The problem
Retype the material below. Keep every word exactly as it is.

Stored items
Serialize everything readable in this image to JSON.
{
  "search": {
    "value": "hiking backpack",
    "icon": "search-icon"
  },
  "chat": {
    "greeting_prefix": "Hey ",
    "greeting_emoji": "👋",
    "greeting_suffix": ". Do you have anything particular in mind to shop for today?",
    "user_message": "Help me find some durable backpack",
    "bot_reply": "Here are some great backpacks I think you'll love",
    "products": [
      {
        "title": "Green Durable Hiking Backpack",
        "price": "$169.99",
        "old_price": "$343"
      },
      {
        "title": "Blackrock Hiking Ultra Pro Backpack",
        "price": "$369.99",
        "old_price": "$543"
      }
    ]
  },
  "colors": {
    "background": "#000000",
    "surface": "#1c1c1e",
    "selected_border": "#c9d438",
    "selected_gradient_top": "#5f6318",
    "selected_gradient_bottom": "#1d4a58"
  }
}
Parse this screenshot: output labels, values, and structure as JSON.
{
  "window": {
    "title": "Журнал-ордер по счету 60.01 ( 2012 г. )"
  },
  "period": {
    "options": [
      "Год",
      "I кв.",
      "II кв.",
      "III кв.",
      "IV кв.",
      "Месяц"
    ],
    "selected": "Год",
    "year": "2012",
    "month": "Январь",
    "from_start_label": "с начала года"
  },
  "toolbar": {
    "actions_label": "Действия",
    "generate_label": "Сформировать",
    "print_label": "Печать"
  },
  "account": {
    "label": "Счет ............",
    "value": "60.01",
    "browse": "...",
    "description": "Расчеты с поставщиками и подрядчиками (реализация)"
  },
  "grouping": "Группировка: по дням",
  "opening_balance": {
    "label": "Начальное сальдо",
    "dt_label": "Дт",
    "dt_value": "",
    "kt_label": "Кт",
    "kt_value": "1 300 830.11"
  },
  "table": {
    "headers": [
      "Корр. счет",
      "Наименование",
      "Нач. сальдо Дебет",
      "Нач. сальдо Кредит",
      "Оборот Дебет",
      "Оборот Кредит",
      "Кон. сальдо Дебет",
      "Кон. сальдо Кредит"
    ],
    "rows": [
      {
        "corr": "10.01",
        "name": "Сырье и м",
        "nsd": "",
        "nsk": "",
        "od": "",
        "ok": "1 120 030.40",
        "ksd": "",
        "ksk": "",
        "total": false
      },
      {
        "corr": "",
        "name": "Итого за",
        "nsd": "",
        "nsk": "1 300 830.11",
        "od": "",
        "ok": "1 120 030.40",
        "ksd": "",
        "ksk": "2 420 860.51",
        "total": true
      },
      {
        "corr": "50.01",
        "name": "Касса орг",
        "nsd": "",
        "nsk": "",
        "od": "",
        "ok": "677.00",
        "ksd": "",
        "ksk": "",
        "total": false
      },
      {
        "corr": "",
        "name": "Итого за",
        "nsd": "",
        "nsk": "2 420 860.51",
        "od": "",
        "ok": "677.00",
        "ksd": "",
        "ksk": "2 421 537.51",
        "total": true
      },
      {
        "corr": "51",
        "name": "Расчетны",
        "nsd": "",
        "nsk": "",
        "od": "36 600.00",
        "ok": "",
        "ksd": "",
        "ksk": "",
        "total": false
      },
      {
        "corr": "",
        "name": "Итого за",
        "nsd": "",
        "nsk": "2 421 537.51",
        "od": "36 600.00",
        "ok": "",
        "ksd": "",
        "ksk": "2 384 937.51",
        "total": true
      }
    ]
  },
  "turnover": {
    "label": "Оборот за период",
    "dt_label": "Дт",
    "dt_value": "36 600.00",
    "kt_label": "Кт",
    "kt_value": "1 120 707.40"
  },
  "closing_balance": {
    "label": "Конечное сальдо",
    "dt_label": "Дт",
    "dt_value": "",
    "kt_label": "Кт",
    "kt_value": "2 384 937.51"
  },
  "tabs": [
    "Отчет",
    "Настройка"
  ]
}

Answer to the exercise
Serialize everything readable in this image to JSON.
{
  "search": {
    "value": "hiking backpack",
    "icon": "search-icon"
  },
  "chat": {
    "greeting_prefix": "Hey ",
    "greeting_emoji": "👋",
    "greeting_suffix": ". Do you have anything particular in mind to shop for today?",
    "user_message": "Help me find some durable backpack",
    "bot_reply": "Here are some great backpacks I think you'll love",
    "products": [
      {
        "title": "Green Durable Hiking Backpack",
        "price": "$169.99",
        "old_price": "$343"
      },
      {
        "title": "Blackrock Hiking Ultra Pro Backpack",
        "price": "$369.99",
        "old_price": "$543"
      }
    ]
  },
  "colors": {
    "background": "#000000",
    "surface": "#1c1c1e",
    "selected_border": "#c9d438",
    "selected_gradient_top": "#5f6318",
    "selected_gradient_bottom": "#1d4a58"
  }
}
Parse this screenshot: output labels, values, and structure as JSON.
{
  "window": {
    "title": "Журнал-ордер по счету 60.01 ( 2012 г. )"
  },
  "period": {
    "options": [
      "Год",
      "I кв.",
      "II кв.",
      "III кв.",
      "IV кв.",
      "Месяц"
    ],
    "selected": "Год",
    "year": "2012",
    "month": "Январь",
    "from_start_label": "с начала года"
  },
  "toolbar": {
    "actions_label": "Действия",
    "generate_label": "Сформировать",
    "print_label": "Печать"
  },
  "account": {
    "label": "Счет ............",
    "value": "60.01",
    "browse": "...",
    "description": "Расчеты с поставщиками и подрядчиками (реализация)"
  },
  "grouping": "Группировка: по дням",
  "opening_balance": {
    "label": "Начальное сальдо",
    "dt_label": "Дт",
    "dt_value": "",
    "kt_label": "Кт",
    "kt_value": "1 300 830.11"
  },
  "table": {
    "headers": [
      "Корр. счет",
      "Наименование",
      "Нач. сальдо Дебет",
      "Нач. сальдо Кредит",
      "Оборот Дебет",
      "Оборот Кредит",
      "Кон. сальдо Дебет",
      "Кон. сальдо Кредит"
    ],
    "rows": [
      {
        "corr": "10.01",
        "name": "Сырье и м",
        "nsd": "",
        "nsk": "",
        "od": "",
        "ok": "1 120 030.40",
        "ksd": "",
        "ksk": "",
        "total": false
      },
      {
        "corr": "",
        "name": "Итого за",
        "nsd": "",
        "nsk": "1 300 830.11",
        "od": "",
        "ok": "1 120 030.40",
        "ksd": "",
        "ksk": "2 420 860.51",
        "total": true
      },
      {
        "corr": "50.01",
        "name": "Касса орг",
        "nsd": "",
        "nsk": "",
        "od": "",
        "ok": "677.00",
        "ksd": "",
        "ksk": "",
        "total": false
      },
      {
        "corr": "",
        "name": "Итого за",
        "nsd": "",
        "nsk": "2 420 860.51",
        "od": "",
        "ok": "677.00",
        "ksd": "",
        "ksk": "2 421 537.51",
        "total": true
      },
      {
        "corr": "51",
        "name": "Расчетны",
        "nsd": "",
        "nsk": "",
        "od": "36 600.00",
        "ok": "",
        "ksd": "",
        "ksk": "",
        "total": false
      },
      {
        "corr": "",
        "name": "Итого за",
        "nsd": "",
        "nsk": "2 421 537.51",
        "od": "36 600.00",
        "ok": "",
        "ksd": "",
        "ksk": "2 384 937.51",
        "total": true
      }
    ]
  },
  "turnover": {
    "label": "Оборот за период",
    "dt_label": "Дт",
    "dt_value": "36 600.00",
    "kt_label": "Кт",
    "kt_value": "1 120 707.40"
  },
  "closing_balance": {
    "label": "Конечное сальдо",
    "dt_label": "Дт",
    "dt_value": "",
    "kt_label": "Кт",
    "kt_value": "2 384 937.51"
  },
  "tabs": [
    "Отчет",
    "Настройка"
  ]
}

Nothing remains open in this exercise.